## Start Records to use

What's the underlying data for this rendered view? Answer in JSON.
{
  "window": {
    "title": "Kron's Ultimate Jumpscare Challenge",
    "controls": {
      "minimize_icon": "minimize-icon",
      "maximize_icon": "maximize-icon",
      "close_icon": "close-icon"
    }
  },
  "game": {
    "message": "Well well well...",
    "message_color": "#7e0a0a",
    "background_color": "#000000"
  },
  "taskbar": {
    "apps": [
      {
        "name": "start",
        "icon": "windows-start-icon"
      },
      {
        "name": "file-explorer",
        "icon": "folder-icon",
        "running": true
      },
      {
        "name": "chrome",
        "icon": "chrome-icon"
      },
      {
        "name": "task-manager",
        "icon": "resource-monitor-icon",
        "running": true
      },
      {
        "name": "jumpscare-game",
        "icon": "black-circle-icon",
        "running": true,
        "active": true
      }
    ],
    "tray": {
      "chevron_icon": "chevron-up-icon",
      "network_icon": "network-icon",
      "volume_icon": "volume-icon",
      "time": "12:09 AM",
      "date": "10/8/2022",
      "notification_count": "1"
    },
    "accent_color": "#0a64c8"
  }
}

## End Records to use
## Start Records to use

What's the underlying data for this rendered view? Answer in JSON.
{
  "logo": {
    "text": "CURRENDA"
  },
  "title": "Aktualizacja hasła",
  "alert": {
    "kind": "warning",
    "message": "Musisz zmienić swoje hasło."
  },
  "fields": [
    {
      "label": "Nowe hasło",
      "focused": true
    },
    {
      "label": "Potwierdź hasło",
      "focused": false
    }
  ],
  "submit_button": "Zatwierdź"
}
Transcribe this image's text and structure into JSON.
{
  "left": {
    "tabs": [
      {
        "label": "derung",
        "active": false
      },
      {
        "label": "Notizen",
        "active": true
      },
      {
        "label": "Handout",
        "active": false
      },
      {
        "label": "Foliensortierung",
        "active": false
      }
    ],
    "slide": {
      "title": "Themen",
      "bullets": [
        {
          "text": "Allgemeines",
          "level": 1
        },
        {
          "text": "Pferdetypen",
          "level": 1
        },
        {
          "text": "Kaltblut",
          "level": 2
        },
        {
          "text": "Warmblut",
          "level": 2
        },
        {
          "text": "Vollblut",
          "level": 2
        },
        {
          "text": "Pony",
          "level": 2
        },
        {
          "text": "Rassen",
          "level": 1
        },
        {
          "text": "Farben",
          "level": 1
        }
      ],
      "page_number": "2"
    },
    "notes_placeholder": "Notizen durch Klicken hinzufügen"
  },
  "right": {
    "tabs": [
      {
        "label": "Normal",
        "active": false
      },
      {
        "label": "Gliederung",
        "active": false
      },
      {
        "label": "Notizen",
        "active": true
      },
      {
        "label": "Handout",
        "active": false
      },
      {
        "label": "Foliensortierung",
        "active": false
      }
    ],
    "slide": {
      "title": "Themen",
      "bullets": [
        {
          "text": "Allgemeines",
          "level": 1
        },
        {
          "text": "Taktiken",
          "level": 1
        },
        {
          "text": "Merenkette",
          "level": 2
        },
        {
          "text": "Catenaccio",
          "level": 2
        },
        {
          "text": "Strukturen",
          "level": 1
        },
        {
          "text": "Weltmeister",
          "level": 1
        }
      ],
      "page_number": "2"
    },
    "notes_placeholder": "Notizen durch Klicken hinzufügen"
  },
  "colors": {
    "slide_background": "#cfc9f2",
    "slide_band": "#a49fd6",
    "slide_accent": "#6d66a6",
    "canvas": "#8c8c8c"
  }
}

## End Records to use
## Start Records to use

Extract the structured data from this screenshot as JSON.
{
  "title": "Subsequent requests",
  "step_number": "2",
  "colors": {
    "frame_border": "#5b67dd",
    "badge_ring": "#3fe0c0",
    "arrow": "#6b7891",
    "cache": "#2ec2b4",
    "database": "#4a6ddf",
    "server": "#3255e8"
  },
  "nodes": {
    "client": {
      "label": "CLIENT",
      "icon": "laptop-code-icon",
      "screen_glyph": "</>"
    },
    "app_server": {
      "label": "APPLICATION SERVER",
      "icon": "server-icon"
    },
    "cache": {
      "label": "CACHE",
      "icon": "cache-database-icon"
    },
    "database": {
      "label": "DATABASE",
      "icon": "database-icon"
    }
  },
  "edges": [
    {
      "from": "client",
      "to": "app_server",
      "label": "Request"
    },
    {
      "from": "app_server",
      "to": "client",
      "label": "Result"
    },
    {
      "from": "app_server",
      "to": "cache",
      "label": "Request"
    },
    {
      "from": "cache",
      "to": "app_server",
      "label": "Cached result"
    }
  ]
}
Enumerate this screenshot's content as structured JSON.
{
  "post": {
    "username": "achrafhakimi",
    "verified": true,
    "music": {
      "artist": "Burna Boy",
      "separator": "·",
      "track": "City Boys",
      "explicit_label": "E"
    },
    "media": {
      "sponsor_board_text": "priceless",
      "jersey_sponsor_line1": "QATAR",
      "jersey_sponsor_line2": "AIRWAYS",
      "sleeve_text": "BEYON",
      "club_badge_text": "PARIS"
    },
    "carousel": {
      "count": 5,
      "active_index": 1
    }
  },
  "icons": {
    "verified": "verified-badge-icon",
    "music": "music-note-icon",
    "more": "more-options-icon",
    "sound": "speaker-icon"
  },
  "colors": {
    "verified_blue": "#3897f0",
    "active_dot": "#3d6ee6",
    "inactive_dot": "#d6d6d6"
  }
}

## End Records to use

Description of the task = Locate the word "title" in the records above, and return each line that has it.

Full solution =
    "title": "Kron's Ultimate Jumpscare Challenge",
  "title": "Aktualizacja hasła",
      "title": "Themen",
      "title": "Themen",
  "title": "Subsequent requests",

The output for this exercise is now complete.